What is being asked
Return each of the following lines verbatim, omitting any pictures from your answer.

Information given
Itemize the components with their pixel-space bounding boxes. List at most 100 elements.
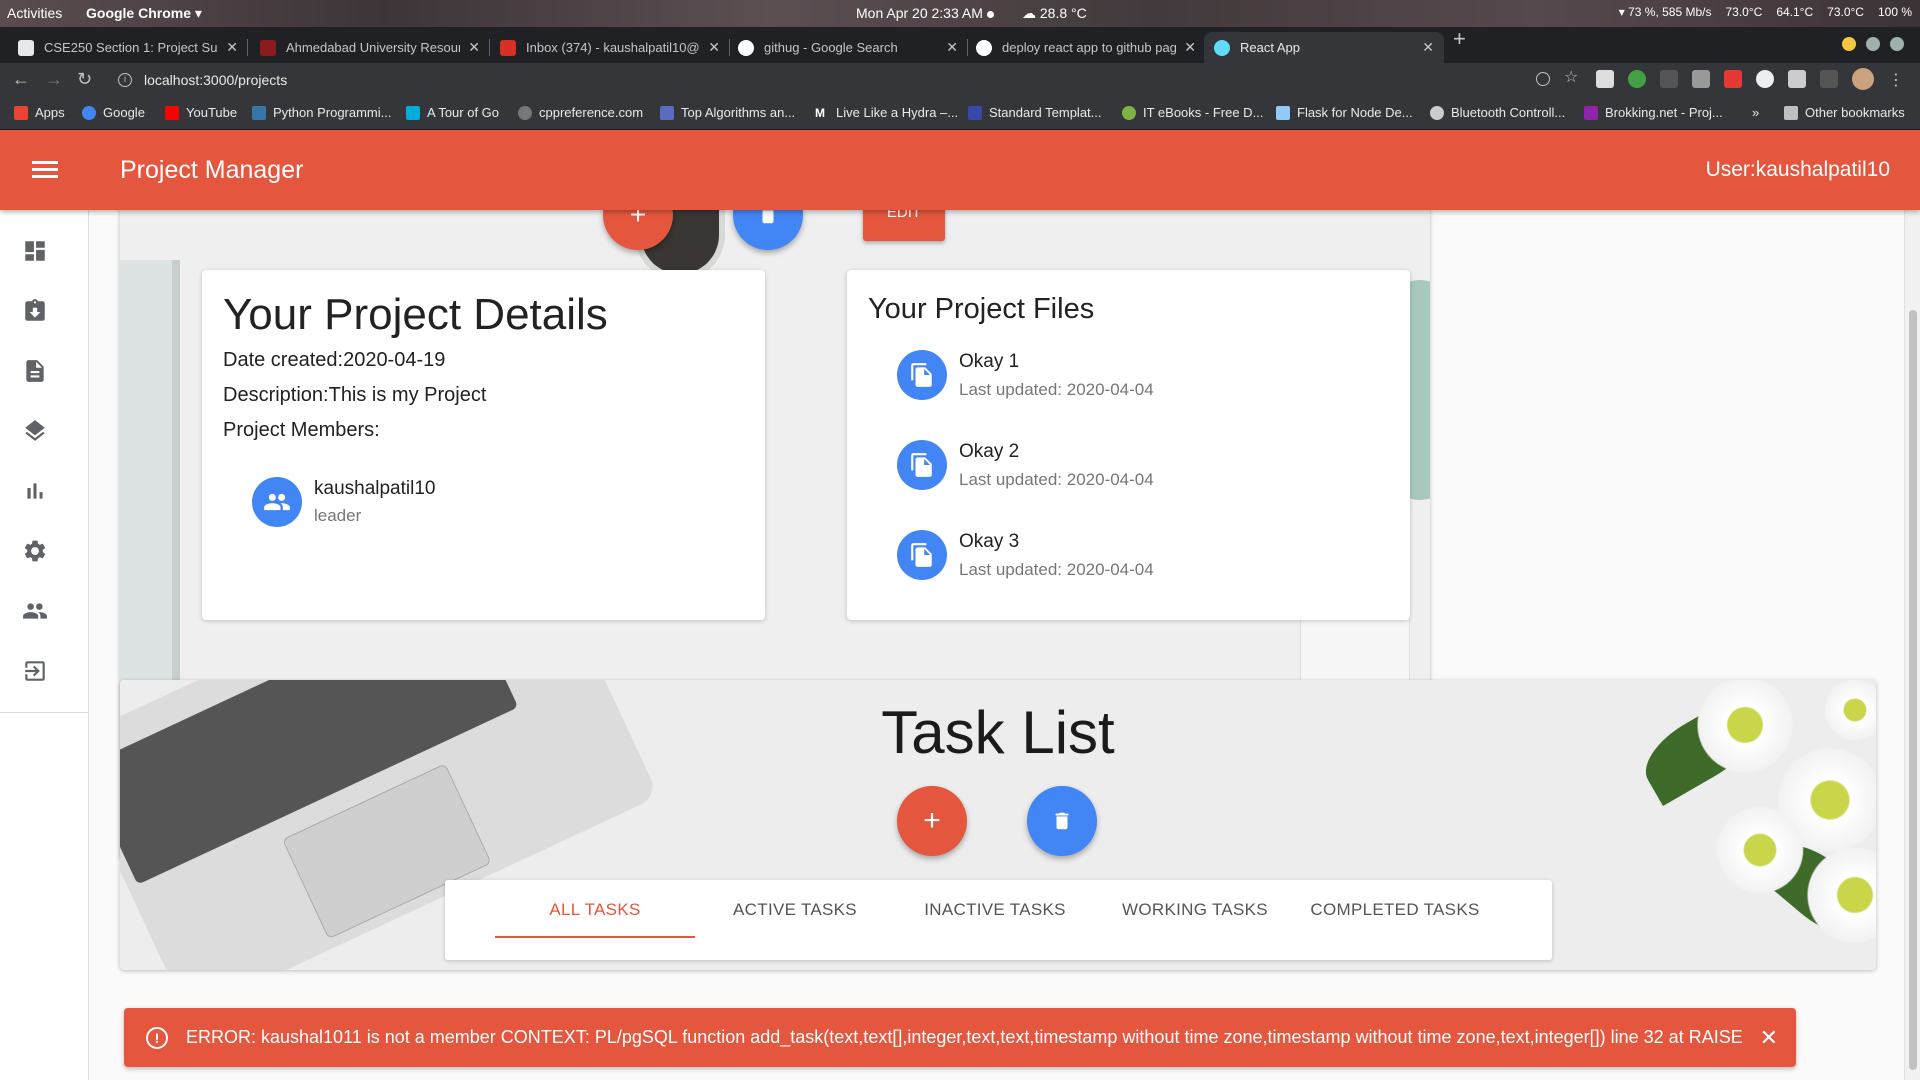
tab-active-tasks[interactable]: ACTIVE TASKS bbox=[695, 900, 895, 920]
youtube-icon bbox=[165, 105, 179, 120]
close-tab-icon[interactable]: ✕ bbox=[946, 39, 958, 56]
close-tab-icon[interactable]: ✕ bbox=[468, 39, 480, 56]
browser-tab[interactable]: Ahmedabad University Resourc ✕ bbox=[250, 32, 490, 63]
bookmark-item[interactable]: cppreference.com bbox=[518, 105, 643, 120]
temp-indicator-2: 64.1°C bbox=[1776, 5, 1814, 19]
tab-working-tasks[interactable]: WORKING TASKS bbox=[1095, 900, 1295, 920]
tab-inactive-tasks[interactable]: INACTIVE TASKS bbox=[895, 900, 1095, 920]
project-files-title: Your Project Files bbox=[868, 293, 1095, 325]
close-tab-icon[interactable]: ✕ bbox=[1422, 39, 1434, 56]
bookmark-item[interactable]: Top Algorithms an... bbox=[660, 105, 795, 120]
layers-icon[interactable] bbox=[22, 418, 48, 444]
address-bar[interactable]: i localhost:3000/projects bbox=[108, 66, 1568, 94]
bookmark-star-icon[interactable]: ☆ bbox=[1564, 70, 1582, 88]
file-copy-icon bbox=[911, 363, 932, 387]
close-tab-icon[interactable]: ✕ bbox=[708, 39, 720, 56]
notification-dot bbox=[986, 10, 994, 18]
dashboard-icon[interactable] bbox=[22, 238, 48, 264]
extension-icon[interactable] bbox=[1660, 70, 1678, 88]
close-icon[interactable]: ✕ bbox=[1760, 1025, 1778, 1051]
tab-title: deploy react app to github pag bbox=[1002, 40, 1177, 55]
bookmark-item[interactable]: M Live Like a Hydra –... bbox=[815, 105, 958, 120]
file-item[interactable]: Okay 1 Last updated: 2020-04-04 bbox=[897, 350, 1154, 400]
tab-all-tasks[interactable]: ALL TASKS bbox=[495, 900, 695, 920]
bookmark-item[interactable]: A Tour of Go bbox=[406, 105, 499, 120]
logout-icon[interactable] bbox=[22, 658, 48, 684]
member-item[interactable]: kaushalpatil10 leader bbox=[252, 477, 435, 527]
apps-grid-icon bbox=[14, 105, 28, 120]
extension-toolbar: ☆ ⋮ bbox=[1536, 68, 1904, 90]
bookmark-item[interactable]: Python Programmi... bbox=[252, 105, 392, 120]
people-icon[interactable] bbox=[22, 598, 48, 624]
menu-icon[interactable] bbox=[32, 161, 58, 179]
reload-button[interactable]: ↻ bbox=[77, 69, 92, 90]
tab-favicon bbox=[260, 39, 276, 56]
status-area[interactable]: ▾ 73 %, 585 Mb/s 73.0°C 64.1°C 73.0°C 10… bbox=[1619, 5, 1912, 19]
bookmark-item[interactable]: Bluetooth Controll... bbox=[1430, 105, 1565, 120]
delete-project-button[interactable] bbox=[733, 210, 803, 250]
extension-icon[interactable] bbox=[1788, 70, 1806, 88]
bookmark-item[interactable]: Standard Templat... bbox=[968, 105, 1102, 120]
weather-indicator[interactable]: ☁ 28.8 °C bbox=[1022, 5, 1087, 22]
bookmark-label: A Tour of Go bbox=[427, 105, 500, 120]
new-tab-button[interactable]: + bbox=[1453, 26, 1466, 52]
add-symbol: + bbox=[629, 210, 647, 230]
browser-tab[interactable]: CSE250 Section 1: Project Subr ✕ bbox=[8, 32, 248, 63]
assignment-returned-icon[interactable] bbox=[22, 298, 48, 324]
task-filter-tabs: ALL TASKS ACTIVE TASKS INACTIVE TASKS WO… bbox=[445, 880, 1552, 960]
extension-icon[interactable] bbox=[1596, 70, 1614, 88]
bookmark-item[interactable]: YouTube bbox=[165, 105, 237, 120]
scrollbar-thumb[interactable] bbox=[1909, 310, 1917, 1070]
browser-tab-active[interactable]: React App ✕ bbox=[1204, 32, 1444, 63]
other-bookmarks[interactable]: Other bookmarks bbox=[1784, 105, 1905, 120]
app-menu[interactable]: Google Chrome ▾ bbox=[86, 5, 202, 22]
page-scrollbar[interactable] bbox=[1904, 210, 1920, 1080]
extension-icon[interactable] bbox=[1692, 70, 1710, 88]
app-menu-label: Google Chrome bbox=[86, 5, 192, 21]
profile-avatar[interactable] bbox=[1852, 68, 1874, 90]
tab-completed-tasks[interactable]: COMPLETED TASKS bbox=[1295, 900, 1495, 920]
maximize-button[interactable] bbox=[1866, 37, 1880, 51]
browser-tab[interactable]: githug - Google Search ✕ bbox=[728, 32, 968, 63]
extension-icon[interactable] bbox=[1756, 70, 1774, 88]
file-copy-icon bbox=[911, 543, 932, 567]
bookmark-item[interactable]: Flask for Node De... bbox=[1276, 105, 1413, 120]
browser-tab[interactable]: deploy react app to github pag ✕ bbox=[966, 32, 1206, 63]
error-icon: ! bbox=[146, 1026, 168, 1049]
back-button[interactable]: ← bbox=[12, 69, 30, 90]
bookmark-item[interactable]: Google bbox=[82, 105, 145, 120]
bar-chart-icon[interactable] bbox=[22, 478, 48, 504]
task-list-title: Task List bbox=[881, 699, 1115, 766]
bookmarks-overflow-button[interactable]: » bbox=[1752, 105, 1759, 120]
file-copy-icon bbox=[911, 453, 932, 477]
forward-button[interactable]: → bbox=[45, 69, 63, 90]
bookmark-item[interactable]: Apps bbox=[14, 105, 65, 120]
close-tab-icon[interactable]: ✕ bbox=[1184, 39, 1196, 56]
close-window-button[interactable] bbox=[1890, 37, 1904, 51]
more-menu-icon[interactable]: ⋮ bbox=[1888, 70, 1904, 90]
delete-task-button[interactable] bbox=[1027, 786, 1097, 856]
bookmark-item[interactable]: IT eBooks - Free D... bbox=[1122, 105, 1263, 120]
file-item[interactable]: Okay 3 Last updated: 2020-04-04 bbox=[897, 530, 1154, 580]
add-task-button[interactable]: + bbox=[897, 786, 967, 856]
close-tab-icon[interactable]: ✕ bbox=[226, 39, 238, 56]
clock[interactable]: Mon Apr 20 2:33 AM bbox=[856, 5, 994, 21]
extension-icon[interactable] bbox=[1724, 70, 1742, 88]
zoom-icon[interactable] bbox=[1536, 72, 1550, 86]
bookmark-label: Brokking.net - Proj... bbox=[1605, 105, 1723, 120]
bookmark-label: Top Algorithms an... bbox=[681, 105, 796, 120]
react-icon bbox=[1214, 39, 1230, 56]
minimize-button[interactable] bbox=[1842, 37, 1856, 51]
extension-icon[interactable] bbox=[1628, 70, 1646, 88]
settings-icon[interactable] bbox=[22, 538, 48, 564]
site-info-icon[interactable]: i bbox=[118, 73, 132, 87]
edit-project-button[interactable]: EDIT bbox=[863, 210, 945, 241]
description-icon[interactable] bbox=[22, 358, 48, 384]
bookmark-item[interactable]: Brokking.net - Proj... bbox=[1584, 105, 1723, 120]
activities-button[interactable]: Activities bbox=[7, 5, 62, 21]
browser-tab[interactable]: Inbox (374) - kaushalpatil10@g ✕ bbox=[490, 32, 730, 63]
bookmark-favicon bbox=[660, 105, 674, 120]
bookmark-favicon bbox=[1430, 105, 1444, 120]
extension-icon[interactable] bbox=[1820, 70, 1838, 88]
file-item[interactable]: Okay 2 Last updated: 2020-04-04 bbox=[897, 440, 1154, 490]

In response
Itemize the components with their pixel-space bounding boxes. List at most 100 elements.
tab-active-tasks[interactable]: ACTIVE TASKS bbox=[695, 900, 895, 920]
youtube-icon bbox=[165, 105, 179, 120]
close-tab-icon[interactable]: ✕ bbox=[946, 39, 958, 56]
close-tab-icon[interactable]: ✕ bbox=[468, 39, 480, 56]
browser-tab[interactable]: Ahmedabad University Resourc ✕ bbox=[250, 32, 490, 63]
bookmark-item[interactable]: cppreference.com bbox=[518, 105, 643, 120]
temp-indicator-2: 64.1°C bbox=[1776, 5, 1814, 19]
tab-working-tasks[interactable]: WORKING TASKS bbox=[1095, 900, 1295, 920]
tab-inactive-tasks[interactable]: INACTIVE TASKS bbox=[895, 900, 1095, 920]
project-files-title: Your Project Files bbox=[868, 293, 1095, 325]
close-tab-icon[interactable]: ✕ bbox=[1422, 39, 1434, 56]
bookmark-item[interactable]: Top Algorithms an... bbox=[660, 105, 795, 120]
layers-icon[interactable] bbox=[22, 418, 48, 444]
address-bar[interactable]: i localhost:3000/projects bbox=[108, 66, 1568, 94]
bookmark-star-icon[interactable]: ☆ bbox=[1564, 70, 1582, 88]
file-copy-icon bbox=[911, 363, 932, 387]
close-tab-icon[interactable]: ✕ bbox=[708, 39, 720, 56]
notification-dot bbox=[986, 10, 994, 18]
dashboard-icon[interactable] bbox=[22, 238, 48, 264]
extension-icon[interactable] bbox=[1660, 70, 1678, 88]
close-icon[interactable]: ✕ bbox=[1760, 1025, 1778, 1051]
tab-title: deploy react app to github pag bbox=[1002, 40, 1177, 55]
bookmark-item[interactable]: M Live Like a Hydra –... bbox=[815, 105, 958, 120]
file-item[interactable]: Okay 1 Last updated: 2020-04-04 bbox=[897, 350, 1154, 400]
tab-all-tasks[interactable]: ALL TASKS bbox=[495, 900, 695, 920]
bookmark-item[interactable]: A Tour of Go bbox=[406, 105, 499, 120]
logout-icon[interactable] bbox=[22, 658, 48, 684]
member-item[interactable]: kaushalpatil10 leader bbox=[252, 477, 435, 527]
apps-grid-icon bbox=[14, 105, 28, 120]
extension-toolbar: ☆ ⋮ bbox=[1536, 68, 1904, 90]
bookmark-item[interactable]: Python Programmi... bbox=[252, 105, 392, 120]
people-icon[interactable] bbox=[22, 598, 48, 624]
menu-icon[interactable] bbox=[32, 161, 58, 179]
reload-button[interactable]: ↻ bbox=[77, 69, 92, 90]
tab-favicon bbox=[260, 39, 276, 56]
status-area[interactable]: ▾ 73 %, 585 Mb/s 73.0°C 64.1°C 73.0°C 10… bbox=[1619, 5, 1912, 19]
bookmark-item[interactable]: Bluetooth Controll... bbox=[1430, 105, 1565, 120]
delete-project-button[interactable] bbox=[733, 210, 803, 250]
extension-icon[interactable] bbox=[1788, 70, 1806, 88]
bookmark-item[interactable]: Standard Templat... bbox=[968, 105, 1102, 120]
weather-indicator[interactable]: ☁ 28.8 °C bbox=[1022, 5, 1087, 22]
bookmark-label: A Tour of Go bbox=[427, 105, 500, 120]
new-tab-button[interactable]: + bbox=[1453, 26, 1466, 52]
add-symbol: + bbox=[629, 210, 647, 230]
browser-tab[interactable]: CSE250 Section 1: Project Subr ✕ bbox=[8, 32, 248, 63]
assignment-returned-icon[interactable] bbox=[22, 298, 48, 324]
task-filter-tabs: ALL TASKS ACTIVE TASKS INACTIVE TASKS WO… bbox=[445, 880, 1552, 960]
extension-icon[interactable] bbox=[1596, 70, 1614, 88]
bookmark-item[interactable]: YouTube bbox=[165, 105, 237, 120]
scrollbar-thumb[interactable] bbox=[1909, 310, 1917, 1070]
browser-tab-active[interactable]: React App ✕ bbox=[1204, 32, 1444, 63]
other-bookmarks[interactable]: Other bookmarks bbox=[1784, 105, 1905, 120]
app-menu[interactable]: Google Chrome ▾ bbox=[86, 5, 202, 22]
page-scrollbar[interactable] bbox=[1904, 210, 1920, 1080]
extension-icon[interactable] bbox=[1692, 70, 1710, 88]
app-menu-label: Google Chrome bbox=[86, 5, 192, 21]
profile-avatar[interactable] bbox=[1852, 68, 1874, 90]
tab-completed-tasks[interactable]: COMPLETED TASKS bbox=[1295, 900, 1495, 920]
maximize-button[interactable] bbox=[1866, 37, 1880, 51]
browser-tab[interactable]: githug - Google Search ✕ bbox=[728, 32, 968, 63]
extension-icon[interactable] bbox=[1756, 70, 1774, 88]
file-copy-icon bbox=[911, 543, 932, 567]
bookmark-item[interactable]: Flask for Node De... bbox=[1276, 105, 1413, 120]
browser-tab[interactable]: deploy react app to github pag ✕ bbox=[966, 32, 1206, 63]
error-icon: ! bbox=[146, 1026, 168, 1049]
back-button[interactable]: ← bbox=[12, 69, 30, 90]
bookmark-item[interactable]: Google bbox=[82, 105, 145, 120]
bar-chart-icon[interactable] bbox=[22, 478, 48, 504]
task-list-title: Task List bbox=[881, 699, 1115, 766]
bookmarks-overflow-button[interactable]: » bbox=[1752, 105, 1759, 120]
file-copy-icon bbox=[911, 453, 932, 477]
forward-button[interactable]: → bbox=[45, 69, 63, 90]
bookmark-item[interactable]: Apps bbox=[14, 105, 65, 120]
close-tab-icon[interactable]: ✕ bbox=[1184, 39, 1196, 56]
close-window-button[interactable] bbox=[1890, 37, 1904, 51]
more-menu-icon[interactable]: ⋮ bbox=[1888, 70, 1904, 90]
delete-task-button[interactable] bbox=[1027, 786, 1097, 856]
bookmark-item[interactable]: IT eBooks - Free D... bbox=[1122, 105, 1263, 120]
file-item[interactable]: Okay 3 Last updated: 2020-04-04 bbox=[897, 530, 1154, 580]
add-task-button[interactable]: + bbox=[897, 786, 967, 856]
close-tab-icon[interactable]: ✕ bbox=[226, 39, 238, 56]
clock[interactable]: Mon Apr 20 2:33 AM bbox=[856, 5, 994, 21]
extension-icon[interactable] bbox=[1724, 70, 1742, 88]
zoom-icon[interactable] bbox=[1536, 72, 1550, 86]
bookmark-label: Brokking.net - Proj... bbox=[1605, 105, 1723, 120]
bookmark-label: Top Algorithms an... bbox=[681, 105, 796, 120]
react-icon bbox=[1214, 39, 1230, 56]
minimize-button[interactable] bbox=[1842, 37, 1856, 51]
extension-icon[interactable] bbox=[1628, 70, 1646, 88]
settings-icon[interactable] bbox=[22, 538, 48, 564]
site-info-icon[interactable]: i bbox=[118, 73, 132, 87]
edit-project-button[interactable]: EDIT bbox=[863, 210, 945, 241]
description-icon[interactable] bbox=[22, 358, 48, 384]
bookmark-item[interactable]: Brokking.net - Proj... bbox=[1584, 105, 1723, 120]
activities-button[interactable]: Activities bbox=[7, 5, 62, 21]
browser-tab[interactable]: Inbox (374) - kaushalpatil10@g ✕ bbox=[490, 32, 730, 63]
bookmark-favicon bbox=[660, 105, 674, 120]
bookmark-favicon bbox=[1430, 105, 1444, 120]
extension-icon[interactable] bbox=[1820, 70, 1838, 88]
file-item[interactable]: Okay 2 Last updated: 2020-04-04 bbox=[897, 440, 1154, 490]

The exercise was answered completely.